INFORMATION SHOWN =>
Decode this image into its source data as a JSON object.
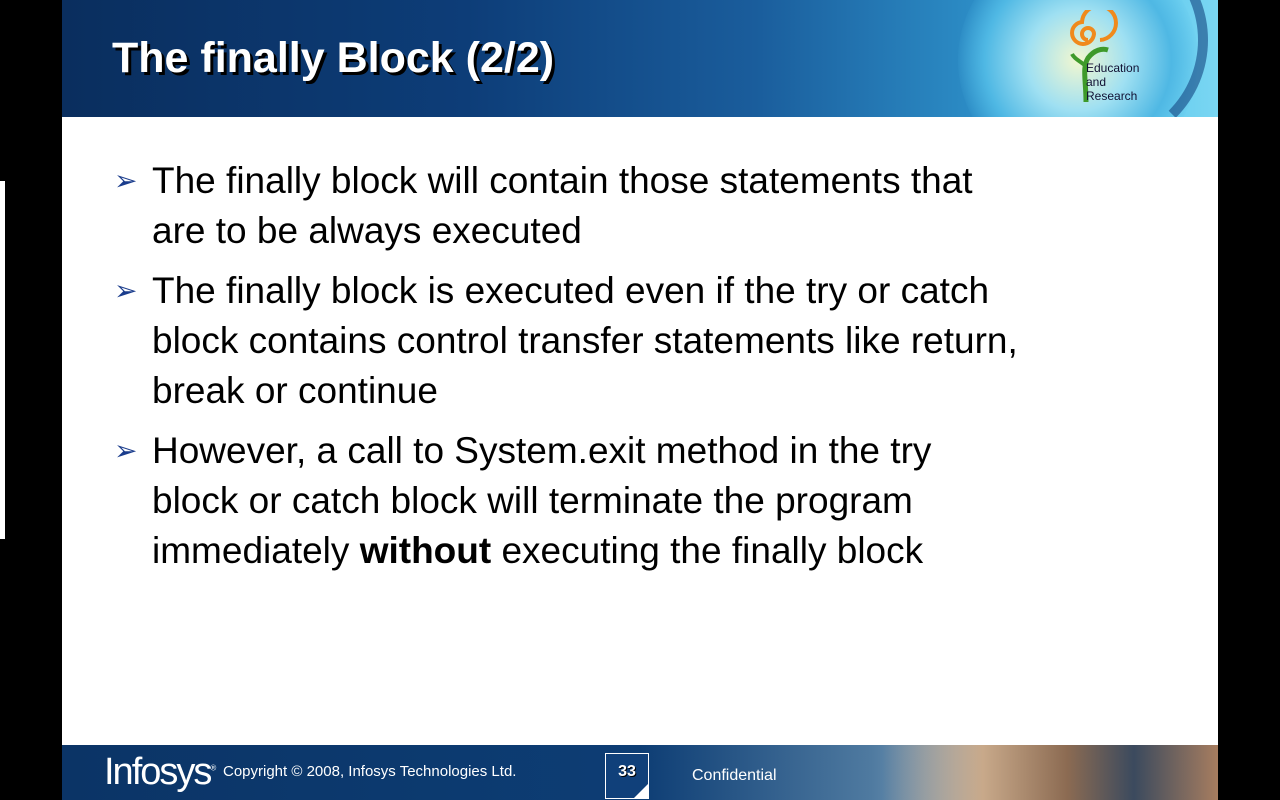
{
  "header": {
    "title": "The finally Block (2/2)",
    "logo_text": [
      "Education",
      "and",
      "Research"
    ]
  },
  "bullets": [
    {
      "lines": [
        "The finally block will contain those statements that",
        "are to be always executed"
      ]
    },
    {
      "lines": [
        "The finally block is executed even if the try or catch",
        "block contains control transfer statements like return,",
        "break or continue"
      ]
    },
    {
      "lines": [
        "However, a call to System.exit method in the try",
        "block or catch block will terminate the program"
      ],
      "last_pre": "immediately ",
      "last_bold": "without",
      "last_post": " executing the finally block"
    }
  ],
  "footer": {
    "brand": "Infosys",
    "registered": "®",
    "copyright": "Copyright © 2008, Infosys Technologies Ltd.",
    "page_number": "33",
    "confidential": "Confidential"
  },
  "colors": {
    "header_dark": "#0a2e5e",
    "bullet_arrow": "#1a3c8c",
    "logo_orange": "#f08a1c",
    "logo_green": "#3e9a2a"
  }
}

AIM OF THE TASK =>
Leave out the pictures and print each record exactly as it stands.

THE REPLY =>
Decode this image into its source data as a JSON object.
{
  "header": {
    "title": "The finally Block (2/2)",
    "logo_text": [
      "Education",
      "and",
      "Research"
    ]
  },
  "bullets": [
    {
      "lines": [
        "The finally block will contain those statements that",
        "are to be always executed"
      ]
    },
    {
      "lines": [
        "The finally block is executed even if the try or catch",
        "block contains control transfer statements like return,",
        "break or continue"
      ]
    },
    {
      "lines": [
        "However, a call to System.exit method in the try",
        "block or catch block will terminate the program"
      ],
      "last_pre": "immediately ",
      "last_bold": "without",
      "last_post": " executing the finally block"
    }
  ],
  "footer": {
    "brand": "Infosys",
    "registered": "®",
    "copyright": "Copyright © 2008, Infosys Technologies Ltd.",
    "page_number": "33",
    "confidential": "Confidential"
  },
  "colors": {
    "header_dark": "#0a2e5e",
    "bullet_arrow": "#1a3c8c",
    "logo_orange": "#f08a1c",
    "logo_green": "#3e9a2a"
  }
}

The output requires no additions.